Extracted material:
※

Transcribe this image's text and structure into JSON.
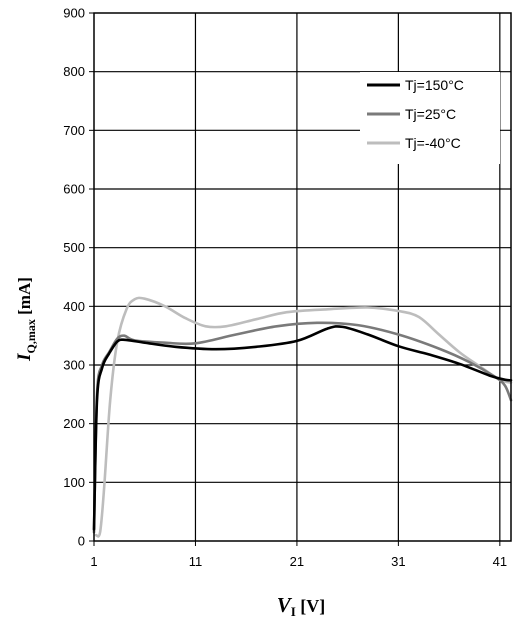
{
  "chart_data": {
    "type": "line",
    "title": "",
    "xlabel": {
      "main": "V",
      "sub": "I",
      "unit": " [V]"
    },
    "ylabel": {
      "main": "I",
      "sub": "Q,max",
      "unit": " [mA]"
    },
    "xlim": [
      1,
      42.1
    ],
    "ylim": [
      0,
      900
    ],
    "xticks": [
      1,
      11,
      21,
      31,
      41
    ],
    "yticks": [
      0,
      100,
      200,
      300,
      400,
      500,
      600,
      700,
      800,
      900
    ],
    "grid": true,
    "legend_position": "top-right",
    "series": [
      {
        "name": "Tj=150°C",
        "color": "#000000",
        "points": [
          [
            1,
            20
          ],
          [
            1.3,
            240
          ],
          [
            1.8,
            295
          ],
          [
            2.5,
            320
          ],
          [
            3.3,
            340
          ],
          [
            4,
            343
          ],
          [
            6,
            338
          ],
          [
            9,
            331
          ],
          [
            13,
            327
          ],
          [
            17,
            331
          ],
          [
            21,
            341
          ],
          [
            24,
            362
          ],
          [
            25.5,
            365
          ],
          [
            28,
            352
          ],
          [
            31,
            332
          ],
          [
            34,
            318
          ],
          [
            37,
            302
          ],
          [
            40,
            282
          ],
          [
            41.5,
            275
          ],
          [
            42.1,
            274
          ]
        ]
      },
      {
        "name": "Tj=25°C",
        "color": "#7a7a7a",
        "points": [
          [
            1,
            15
          ],
          [
            1.3,
            250
          ],
          [
            1.8,
            300
          ],
          [
            2.5,
            322
          ],
          [
            3.3,
            345
          ],
          [
            4,
            350
          ],
          [
            5,
            342
          ],
          [
            8,
            338
          ],
          [
            11,
            337
          ],
          [
            15,
            352
          ],
          [
            19,
            366
          ],
          [
            23,
            372
          ],
          [
            27,
            368
          ],
          [
            31,
            352
          ],
          [
            35,
            328
          ],
          [
            38,
            305
          ],
          [
            40.5,
            280
          ],
          [
            41.5,
            265
          ],
          [
            42.1,
            240
          ]
        ]
      },
      {
        "name": "Tj=-40°C",
        "color": "#bdbdbd",
        "points": [
          [
            1.2,
            10
          ],
          [
            1.6,
            15
          ],
          [
            2,
            90
          ],
          [
            2.6,
            240
          ],
          [
            3.3,
            340
          ],
          [
            4.2,
            395
          ],
          [
            5,
            412
          ],
          [
            6,
            413
          ],
          [
            8,
            400
          ],
          [
            10,
            380
          ],
          [
            12,
            366
          ],
          [
            14,
            366
          ],
          [
            17,
            378
          ],
          [
            20,
            390
          ],
          [
            24,
            395
          ],
          [
            28,
            398
          ],
          [
            31,
            392
          ],
          [
            33,
            382
          ],
          [
            35,
            352
          ],
          [
            37,
            322
          ],
          [
            39,
            298
          ],
          [
            41,
            275
          ],
          [
            42.1,
            270
          ]
        ]
      }
    ]
  }
}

※

Aim: Go through the data above and transcribe it in full, omitting any image.

Result:
Transcribe this image's text and structure into JSON.
{
  "chart_data": {
    "type": "line",
    "title": "",
    "xlabel": {
      "main": "V",
      "sub": "I",
      "unit": " [V]"
    },
    "ylabel": {
      "main": "I",
      "sub": "Q,max",
      "unit": " [mA]"
    },
    "xlim": [
      1,
      42.1
    ],
    "ylim": [
      0,
      900
    ],
    "xticks": [
      1,
      11,
      21,
      31,
      41
    ],
    "yticks": [
      0,
      100,
      200,
      300,
      400,
      500,
      600,
      700,
      800,
      900
    ],
    "grid": true,
    "legend_position": "top-right",
    "series": [
      {
        "name": "Tj=150°C",
        "color": "#000000",
        "points": [
          [
            1,
            20
          ],
          [
            1.3,
            240
          ],
          [
            1.8,
            295
          ],
          [
            2.5,
            320
          ],
          [
            3.3,
            340
          ],
          [
            4,
            343
          ],
          [
            6,
            338
          ],
          [
            9,
            331
          ],
          [
            13,
            327
          ],
          [
            17,
            331
          ],
          [
            21,
            341
          ],
          [
            24,
            362
          ],
          [
            25.5,
            365
          ],
          [
            28,
            352
          ],
          [
            31,
            332
          ],
          [
            34,
            318
          ],
          [
            37,
            302
          ],
          [
            40,
            282
          ],
          [
            41.5,
            275
          ],
          [
            42.1,
            274
          ]
        ]
      },
      {
        "name": "Tj=25°C",
        "color": "#7a7a7a",
        "points": [
          [
            1,
            15
          ],
          [
            1.3,
            250
          ],
          [
            1.8,
            300
          ],
          [
            2.5,
            322
          ],
          [
            3.3,
            345
          ],
          [
            4,
            350
          ],
          [
            5,
            342
          ],
          [
            8,
            338
          ],
          [
            11,
            337
          ],
          [
            15,
            352
          ],
          [
            19,
            366
          ],
          [
            23,
            372
          ],
          [
            27,
            368
          ],
          [
            31,
            352
          ],
          [
            35,
            328
          ],
          [
            38,
            305
          ],
          [
            40.5,
            280
          ],
          [
            41.5,
            265
          ],
          [
            42.1,
            240
          ]
        ]
      },
      {
        "name": "Tj=-40°C",
        "color": "#bdbdbd",
        "points": [
          [
            1.2,
            10
          ],
          [
            1.6,
            15
          ],
          [
            2,
            90
          ],
          [
            2.6,
            240
          ],
          [
            3.3,
            340
          ],
          [
            4.2,
            395
          ],
          [
            5,
            412
          ],
          [
            6,
            413
          ],
          [
            8,
            400
          ],
          [
            10,
            380
          ],
          [
            12,
            366
          ],
          [
            14,
            366
          ],
          [
            17,
            378
          ],
          [
            20,
            390
          ],
          [
            24,
            395
          ],
          [
            28,
            398
          ],
          [
            31,
            392
          ],
          [
            33,
            382
          ],
          [
            35,
            352
          ],
          [
            37,
            322
          ],
          [
            39,
            298
          ],
          [
            41,
            275
          ],
          [
            42.1,
            270
          ]
        ]
      }
    ]
  }
}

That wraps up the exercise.